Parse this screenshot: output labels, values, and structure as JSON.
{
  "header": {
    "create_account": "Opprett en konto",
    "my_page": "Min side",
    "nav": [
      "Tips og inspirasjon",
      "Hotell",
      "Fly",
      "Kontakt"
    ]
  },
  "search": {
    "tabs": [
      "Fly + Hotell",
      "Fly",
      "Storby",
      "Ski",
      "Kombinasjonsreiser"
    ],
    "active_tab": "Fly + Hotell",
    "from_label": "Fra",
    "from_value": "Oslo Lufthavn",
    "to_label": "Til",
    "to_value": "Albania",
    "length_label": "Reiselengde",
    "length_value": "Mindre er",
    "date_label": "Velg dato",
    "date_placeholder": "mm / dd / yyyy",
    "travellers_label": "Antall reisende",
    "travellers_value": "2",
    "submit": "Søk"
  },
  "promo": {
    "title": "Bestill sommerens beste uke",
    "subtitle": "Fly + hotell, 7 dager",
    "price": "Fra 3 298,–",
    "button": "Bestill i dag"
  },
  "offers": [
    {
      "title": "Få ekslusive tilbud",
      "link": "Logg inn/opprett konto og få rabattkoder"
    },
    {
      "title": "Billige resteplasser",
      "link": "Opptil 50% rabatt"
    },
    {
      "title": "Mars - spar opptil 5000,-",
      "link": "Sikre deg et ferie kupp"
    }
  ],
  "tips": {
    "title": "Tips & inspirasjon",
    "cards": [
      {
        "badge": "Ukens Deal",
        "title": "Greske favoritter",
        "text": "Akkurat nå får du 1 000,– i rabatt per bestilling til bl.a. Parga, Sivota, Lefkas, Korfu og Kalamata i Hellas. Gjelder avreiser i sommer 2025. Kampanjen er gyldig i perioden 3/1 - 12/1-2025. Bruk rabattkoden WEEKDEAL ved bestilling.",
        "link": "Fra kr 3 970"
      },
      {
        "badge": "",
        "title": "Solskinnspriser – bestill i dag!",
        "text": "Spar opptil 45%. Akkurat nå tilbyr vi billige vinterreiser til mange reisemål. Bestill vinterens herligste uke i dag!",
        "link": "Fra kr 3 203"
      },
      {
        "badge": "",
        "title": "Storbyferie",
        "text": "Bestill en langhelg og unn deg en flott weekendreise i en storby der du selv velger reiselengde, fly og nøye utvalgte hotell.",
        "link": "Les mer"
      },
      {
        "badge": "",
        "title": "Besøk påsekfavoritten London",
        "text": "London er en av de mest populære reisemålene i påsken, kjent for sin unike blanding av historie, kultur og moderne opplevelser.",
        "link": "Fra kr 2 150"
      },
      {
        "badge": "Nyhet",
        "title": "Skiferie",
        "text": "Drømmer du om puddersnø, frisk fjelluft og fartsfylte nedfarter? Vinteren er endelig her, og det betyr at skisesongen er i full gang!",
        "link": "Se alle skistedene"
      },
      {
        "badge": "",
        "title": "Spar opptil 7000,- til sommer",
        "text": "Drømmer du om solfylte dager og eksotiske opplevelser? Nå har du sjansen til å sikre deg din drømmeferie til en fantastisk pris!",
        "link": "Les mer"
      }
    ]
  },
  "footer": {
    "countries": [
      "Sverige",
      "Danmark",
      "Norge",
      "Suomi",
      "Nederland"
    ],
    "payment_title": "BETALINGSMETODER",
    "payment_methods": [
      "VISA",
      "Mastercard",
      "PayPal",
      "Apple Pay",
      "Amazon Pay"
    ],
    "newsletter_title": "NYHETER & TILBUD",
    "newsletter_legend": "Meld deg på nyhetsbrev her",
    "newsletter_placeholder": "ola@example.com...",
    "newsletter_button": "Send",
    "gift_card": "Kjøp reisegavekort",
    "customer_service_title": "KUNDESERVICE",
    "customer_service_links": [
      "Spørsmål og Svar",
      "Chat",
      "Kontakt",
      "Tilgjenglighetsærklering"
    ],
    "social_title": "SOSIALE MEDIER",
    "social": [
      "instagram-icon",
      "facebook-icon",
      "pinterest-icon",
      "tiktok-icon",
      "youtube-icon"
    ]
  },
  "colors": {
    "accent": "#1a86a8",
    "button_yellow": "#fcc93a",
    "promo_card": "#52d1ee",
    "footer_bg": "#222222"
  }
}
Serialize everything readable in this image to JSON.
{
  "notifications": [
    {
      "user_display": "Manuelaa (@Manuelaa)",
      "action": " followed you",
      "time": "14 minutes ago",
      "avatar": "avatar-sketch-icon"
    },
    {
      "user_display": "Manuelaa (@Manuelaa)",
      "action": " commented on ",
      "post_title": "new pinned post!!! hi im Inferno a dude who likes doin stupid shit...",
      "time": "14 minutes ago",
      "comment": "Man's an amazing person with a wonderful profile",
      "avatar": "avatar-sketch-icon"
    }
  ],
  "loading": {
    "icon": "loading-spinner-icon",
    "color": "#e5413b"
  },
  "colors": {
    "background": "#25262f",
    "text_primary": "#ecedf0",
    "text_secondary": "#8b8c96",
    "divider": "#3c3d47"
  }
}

============

### [Exercise prompt]
All records above must be set down exactly, please.

### [Problem solution]
Parse this screenshot: output labels, values, and structure as JSON.
{
  "header": {
    "create_account": "Opprett en konto",
    "my_page": "Min side",
    "nav": [
      "Tips og inspirasjon",
      "Hotell",
      "Fly",
      "Kontakt"
    ]
  },
  "search": {
    "tabs": [
      "Fly + Hotell",
      "Fly",
      "Storby",
      "Ski",
      "Kombinasjonsreiser"
    ],
    "active_tab": "Fly + Hotell",
    "from_label": "Fra",
    "from_value": "Oslo Lufthavn",
    "to_label": "Til",
    "to_value": "Albania",
    "length_label": "Reiselengde",
    "length_value": "Mindre er",
    "date_label": "Velg dato",
    "date_placeholder": "mm / dd / yyyy",
    "travellers_label": "Antall reisende",
    "travellers_value": "2",
    "submit": "Søk"
  },
  "promo": {
    "title": "Bestill sommerens beste uke",
    "subtitle": "Fly + hotell, 7 dager",
    "price": "Fra 3 298,–",
    "button": "Bestill i dag"
  },
  "offers": [
    {
      "title": "Få ekslusive tilbud",
      "link": "Logg inn/opprett konto og få rabattkoder"
    },
    {
      "title": "Billige resteplasser",
      "link": "Opptil 50% rabatt"
    },
    {
      "title": "Mars - spar opptil 5000,-",
      "link": "Sikre deg et ferie kupp"
    }
  ],
  "tips": {
    "title": "Tips & inspirasjon",
    "cards": [
      {
        "badge": "Ukens Deal",
        "title": "Greske favoritter",
        "text": "Akkurat nå får du 1 000,– i rabatt per bestilling til bl.a. Parga, Sivota, Lefkas, Korfu og Kalamata i Hellas. Gjelder avreiser i sommer 2025. Kampanjen er gyldig i perioden 3/1 - 12/1-2025. Bruk rabattkoden WEEKDEAL ved bestilling.",
        "link": "Fra kr 3 970"
      },
      {
        "badge": "",
        "title": "Solskinnspriser – bestill i dag!",
        "text": "Spar opptil 45%. Akkurat nå tilbyr vi billige vinterreiser til mange reisemål. Bestill vinterens herligste uke i dag!",
        "link": "Fra kr 3 203"
      },
      {
        "badge": "",
        "title": "Storbyferie",
        "text": "Bestill en langhelg og unn deg en flott weekendreise i en storby der du selv velger reiselengde, fly og nøye utvalgte hotell.",
        "link": "Les mer"
      },
      {
        "badge": "",
        "title": "Besøk påsekfavoritten London",
        "text": "London er en av de mest populære reisemålene i påsken, kjent for sin unike blanding av historie, kultur og moderne opplevelser.",
        "link": "Fra kr 2 150"
      },
      {
        "badge": "Nyhet",
        "title": "Skiferie",
        "text": "Drømmer du om puddersnø, frisk fjelluft og fartsfylte nedfarter? Vinteren er endelig her, og det betyr at skisesongen er i full gang!",
        "link": "Se alle skistedene"
      },
      {
        "badge": "",
        "title": "Spar opptil 7000,- til sommer",
        "text": "Drømmer du om solfylte dager og eksotiske opplevelser? Nå har du sjansen til å sikre deg din drømmeferie til en fantastisk pris!",
        "link": "Les mer"
      }
    ]
  },
  "footer": {
    "countries": [
      "Sverige",
      "Danmark",
      "Norge",
      "Suomi",
      "Nederland"
    ],
    "payment_title": "BETALINGSMETODER",
    "payment_methods": [
      "VISA",
      "Mastercard",
      "PayPal",
      "Apple Pay",
      "Amazon Pay"
    ],
    "newsletter_title": "NYHETER & TILBUD",
    "newsletter_legend": "Meld deg på nyhetsbrev her",
    "newsletter_placeholder": "ola@example.com...",
    "newsletter_button": "Send",
    "gift_card": "Kjøp reisegavekort",
    "customer_service_title": "KUNDESERVICE",
    "customer_service_links": [
      "Spørsmål og Svar",
      "Chat",
      "Kontakt",
      "Tilgjenglighetsærklering"
    ],
    "social_title": "SOSIALE MEDIER",
    "social": [
      "instagram-icon",
      "facebook-icon",
      "pinterest-icon",
      "tiktok-icon",
      "youtube-icon"
    ]
  },
  "colors": {
    "accent": "#1a86a8",
    "button_yellow": "#fcc93a",
    "promo_card": "#52d1ee",
    "footer_bg": "#222222"
  }
}
Serialize everything readable in this image to JSON.
{
  "notifications": [
    {
      "user_display": "Manuelaa (@Manuelaa)",
      "action": " followed you",
      "time": "14 minutes ago",
      "avatar": "avatar-sketch-icon"
    },
    {
      "user_display": "Manuelaa (@Manuelaa)",
      "action": " commented on ",
      "post_title": "new pinned post!!! hi im Inferno a dude who likes doin stupid shit...",
      "time": "14 minutes ago",
      "comment": "Man's an amazing person with a wonderful profile",
      "avatar": "avatar-sketch-icon"
    }
  ],
  "loading": {
    "icon": "loading-spinner-icon",
    "color": "#e5413b"
  },
  "colors": {
    "background": "#25262f",
    "text_primary": "#ecedf0",
    "text_secondary": "#8b8c96",
    "divider": "#3c3d47"
  }
}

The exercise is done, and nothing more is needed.